### Dataset rows
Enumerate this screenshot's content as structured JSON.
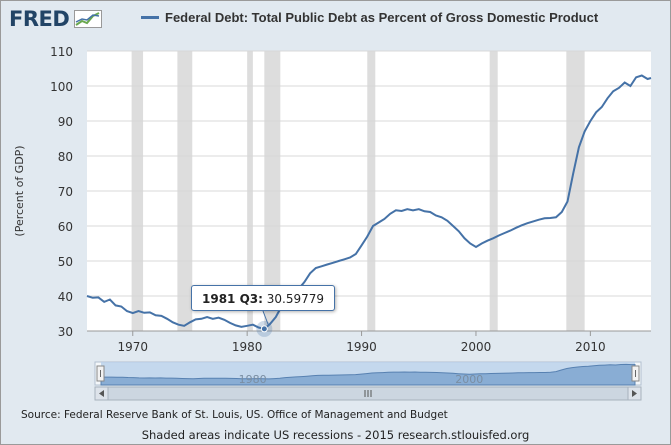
{
  "logo": {
    "text": "FRED",
    "icon": "trend-chart-icon"
  },
  "footer": {
    "source": "Source: Federal Reserve Bank of St. Louis, US. Office of Management and Budget",
    "note": "Shaded areas indicate US recessions - 2015 research.stlouisfed.org"
  },
  "tooltip": {
    "period": "1981 Q3:",
    "value": "30.59779"
  },
  "navigator": {
    "labels": [
      "1980",
      "2000"
    ]
  },
  "colors": {
    "series": "#4572a7",
    "recession": "#dddddd",
    "background": "#e1e9f0"
  },
  "chart_data": {
    "type": "line",
    "title": "Federal Debt: Total Public Debt as Percent of Gross Domestic Product",
    "ylabel": "(Percent of GDP)",
    "xlabel": "",
    "ylim": [
      30,
      110
    ],
    "xlim": [
      1966,
      2015.3
    ],
    "yticks": [
      30,
      40,
      50,
      60,
      70,
      80,
      90,
      100,
      110
    ],
    "xticks": [
      1970,
      1980,
      1990,
      2000,
      2010
    ],
    "grid": true,
    "legend": "top",
    "recessions": [
      [
        1969.9,
        1970.9
      ],
      [
        1973.9,
        1975.2
      ],
      [
        1980.0,
        1980.5
      ],
      [
        1981.5,
        1982.9
      ],
      [
        1990.5,
        1991.2
      ],
      [
        2001.2,
        2001.9
      ],
      [
        2007.9,
        2009.5
      ]
    ],
    "series": [
      {
        "name": "Federal Debt: Total Public Debt as Percent of Gross Domestic Product",
        "x": [
          1966.0,
          1966.5,
          1967.0,
          1967.5,
          1968.0,
          1968.5,
          1969.0,
          1969.5,
          1970.0,
          1970.5,
          1971.0,
          1971.5,
          1972.0,
          1972.5,
          1973.0,
          1973.5,
          1974.0,
          1974.5,
          1975.0,
          1975.5,
          1976.0,
          1976.5,
          1977.0,
          1977.5,
          1978.0,
          1978.5,
          1979.0,
          1979.5,
          1980.0,
          1980.5,
          1981.0,
          1981.5,
          1982.0,
          1982.5,
          1983.0,
          1983.5,
          1984.0,
          1984.5,
          1985.0,
          1985.5,
          1986.0,
          1986.5,
          1987.0,
          1987.5,
          1988.0,
          1988.5,
          1989.0,
          1989.5,
          1990.0,
          1990.5,
          1991.0,
          1991.5,
          1992.0,
          1992.5,
          1993.0,
          1993.5,
          1994.0,
          1994.5,
          1995.0,
          1995.5,
          1996.0,
          1996.5,
          1997.0,
          1997.5,
          1998.0,
          1998.5,
          1999.0,
          1999.5,
          2000.0,
          2000.5,
          2001.0,
          2001.5,
          2002.0,
          2002.5,
          2003.0,
          2003.5,
          2004.0,
          2004.5,
          2005.0,
          2005.5,
          2006.0,
          2006.5,
          2007.0,
          2007.5,
          2008.0,
          2008.5,
          2009.0,
          2009.5,
          2010.0,
          2010.5,
          2011.0,
          2011.5,
          2012.0,
          2012.5,
          2013.0,
          2013.5,
          2014.0,
          2014.5,
          2015.0,
          2015.3
        ],
        "values": [
          40.0,
          39.5,
          39.6,
          38.3,
          39.0,
          37.3,
          37.0,
          35.7,
          35.1,
          35.7,
          35.2,
          35.3,
          34.5,
          34.3,
          33.5,
          32.5,
          31.8,
          31.5,
          32.5,
          33.3,
          33.5,
          34.0,
          33.5,
          33.8,
          33.2,
          32.3,
          31.6,
          31.2,
          31.5,
          31.8,
          31.0,
          30.6,
          32.0,
          34.0,
          37.0,
          39.0,
          40.5,
          42.0,
          44.0,
          46.5,
          48.0,
          48.5,
          49.0,
          49.5,
          50.0,
          50.5,
          51.0,
          52.0,
          54.5,
          57.0,
          60.0,
          61.0,
          62.0,
          63.5,
          64.5,
          64.3,
          64.8,
          64.5,
          64.8,
          64.2,
          64.0,
          63.0,
          62.5,
          61.5,
          60.0,
          58.5,
          56.5,
          55.0,
          54.0,
          55.0,
          55.8,
          56.5,
          57.3,
          58.0,
          58.7,
          59.5,
          60.2,
          60.8,
          61.3,
          61.8,
          62.2,
          62.3,
          62.5,
          64.0,
          67.0,
          75.0,
          82.5,
          87.0,
          90.0,
          92.5,
          94.0,
          96.5,
          98.5,
          99.5,
          101.0,
          100.0,
          102.5,
          103.0,
          102.0,
          102.3
        ]
      }
    ]
  }
}
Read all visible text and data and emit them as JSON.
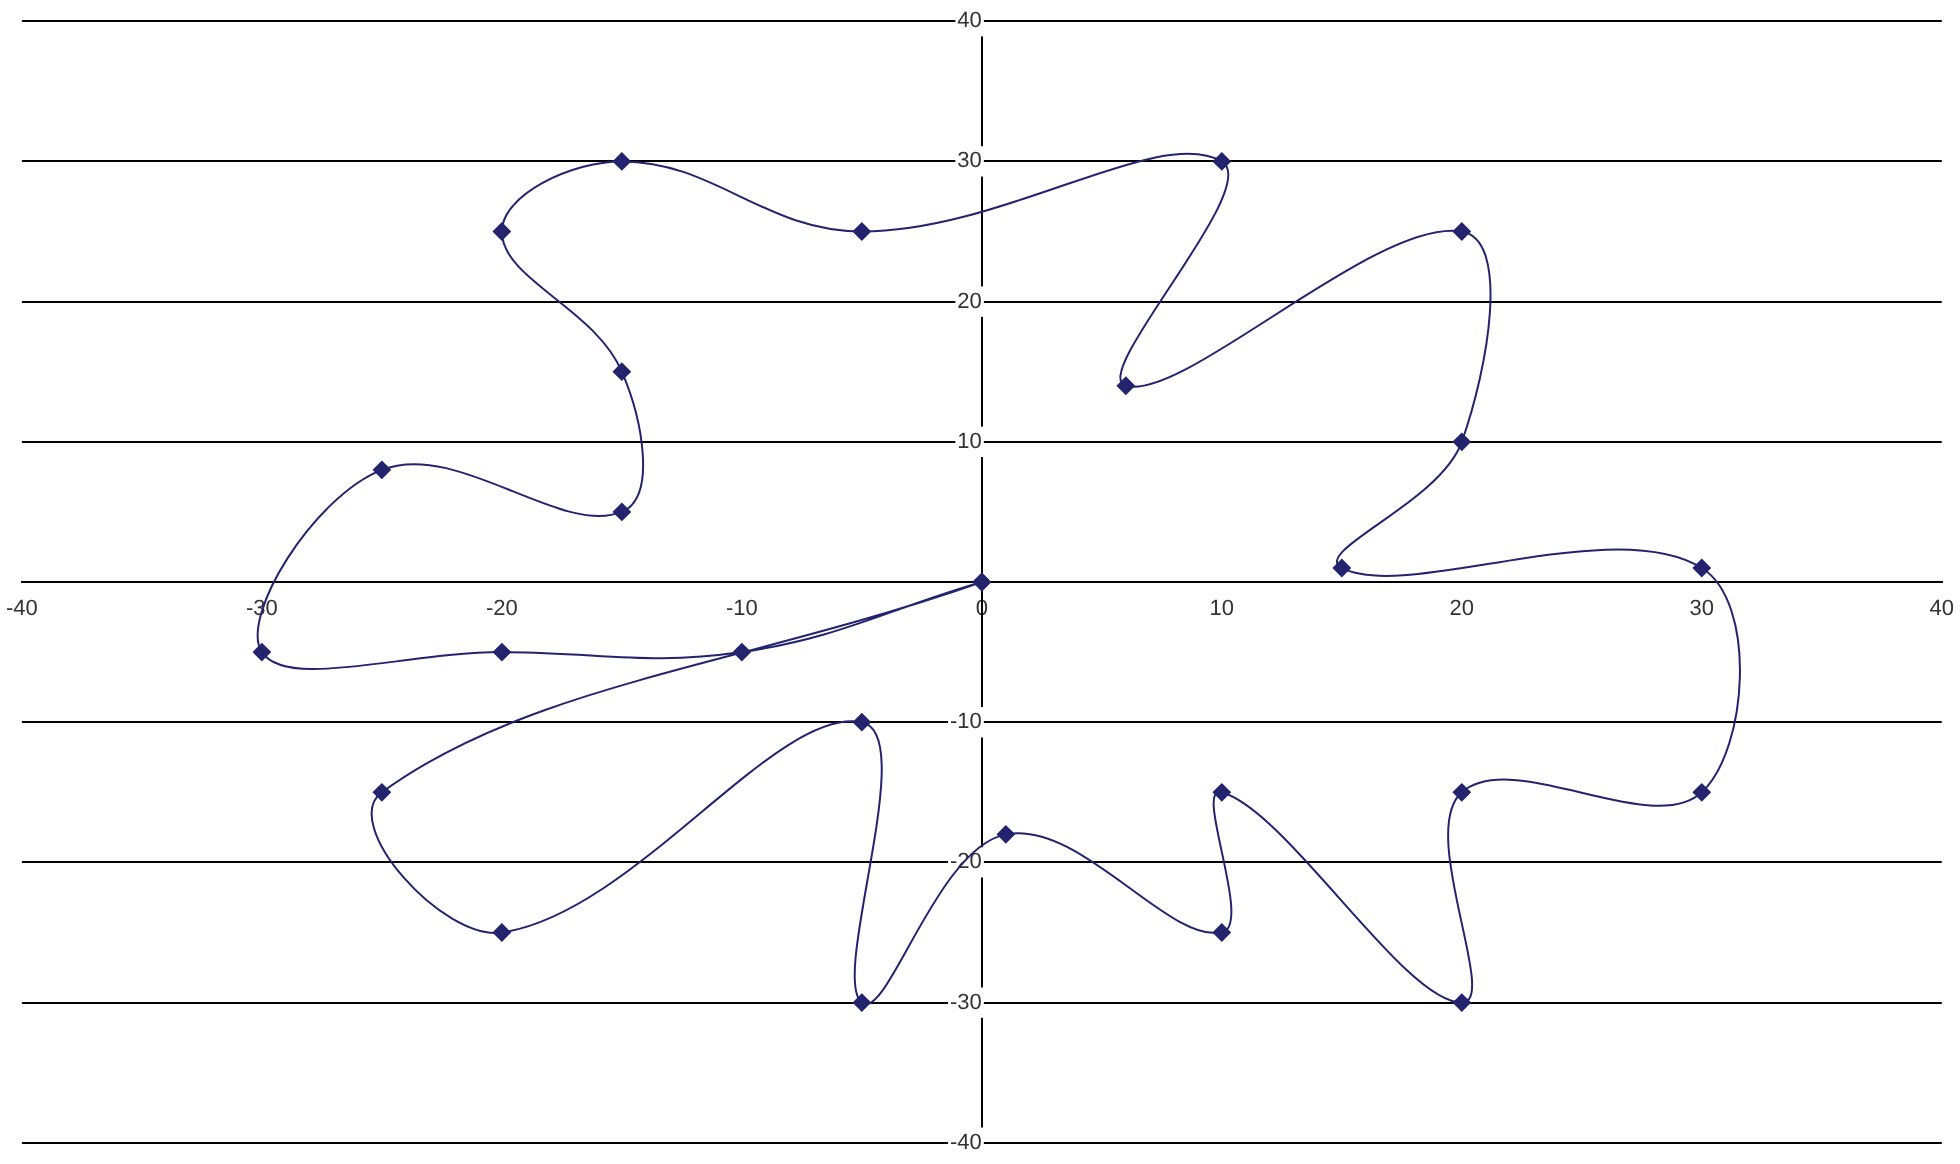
{
  "chart_data": {
    "type": "scatter",
    "x": [
      0,
      -25,
      -20,
      -5,
      -5,
      1,
      10,
      10,
      20,
      20,
      30,
      30,
      15,
      20,
      20,
      6,
      10,
      -5,
      -15,
      -20,
      -15,
      -15,
      -25,
      -30,
      -20,
      -10,
      0
    ],
    "series": [
      {
        "color": "#24246e",
        "values": [
          0,
          -15,
          -25,
          -10,
          -30,
          -18,
          -25,
          -15,
          -30,
          -15,
          -15,
          1,
          1,
          10,
          25,
          14,
          30,
          25,
          30,
          25,
          15,
          5,
          8,
          -5,
          -5,
          -5,
          0
        ]
      }
    ],
    "xlim": [
      -40,
      40
    ],
    "xticks": [
      -40,
      -30,
      -20,
      -10,
      0,
      10,
      20,
      30,
      40
    ],
    "ylim": [
      -40,
      40
    ],
    "yticks": [
      -40,
      -30,
      -20,
      -10,
      {
        "value": 0,
        "label": null
      },
      10,
      20,
      30,
      40
    ],
    "grid": "y",
    "legend": false,
    "marker": "diamond",
    "line_style": "solid"
  }
}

### Set problem
Search the records for the word "Total", then list every line that has it.

### Solution to this exercise
    "title": "Federal Debt: Total Public Debt as Percent of Gross Domestic Product",
        "name": "Federal Debt: Total Public Debt as Percent of Gross Domestic Product",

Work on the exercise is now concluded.